== Given data ==

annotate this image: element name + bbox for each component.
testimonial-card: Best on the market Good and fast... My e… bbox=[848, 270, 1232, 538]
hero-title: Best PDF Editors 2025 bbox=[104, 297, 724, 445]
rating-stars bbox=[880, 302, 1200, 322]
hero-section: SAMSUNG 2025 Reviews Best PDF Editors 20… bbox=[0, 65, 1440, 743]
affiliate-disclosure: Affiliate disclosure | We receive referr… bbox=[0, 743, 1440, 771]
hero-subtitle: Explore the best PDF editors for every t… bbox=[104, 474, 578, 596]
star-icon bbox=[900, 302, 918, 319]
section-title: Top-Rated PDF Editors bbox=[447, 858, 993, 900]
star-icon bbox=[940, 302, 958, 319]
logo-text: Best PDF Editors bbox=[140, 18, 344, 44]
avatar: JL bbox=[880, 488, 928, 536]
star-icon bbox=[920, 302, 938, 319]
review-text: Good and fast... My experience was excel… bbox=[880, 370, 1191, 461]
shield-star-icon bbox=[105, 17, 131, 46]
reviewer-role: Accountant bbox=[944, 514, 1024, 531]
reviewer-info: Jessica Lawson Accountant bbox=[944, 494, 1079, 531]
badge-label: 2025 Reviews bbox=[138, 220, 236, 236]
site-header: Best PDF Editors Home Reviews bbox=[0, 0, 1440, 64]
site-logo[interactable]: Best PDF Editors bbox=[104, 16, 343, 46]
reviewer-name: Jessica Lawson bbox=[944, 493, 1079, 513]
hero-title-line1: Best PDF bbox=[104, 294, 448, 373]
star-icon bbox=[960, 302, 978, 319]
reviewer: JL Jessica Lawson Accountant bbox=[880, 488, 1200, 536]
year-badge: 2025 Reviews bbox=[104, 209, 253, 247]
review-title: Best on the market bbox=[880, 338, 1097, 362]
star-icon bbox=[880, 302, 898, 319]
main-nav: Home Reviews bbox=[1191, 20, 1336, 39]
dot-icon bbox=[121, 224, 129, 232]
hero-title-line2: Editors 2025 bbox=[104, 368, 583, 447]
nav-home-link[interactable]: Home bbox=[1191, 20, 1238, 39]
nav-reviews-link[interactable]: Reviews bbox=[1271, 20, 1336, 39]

===

Task to complete: Count how many lines in the entries above contain the word "Jessica", treating uppercase and lowercase as different, and reply with only that number.

Result for this exercise: 3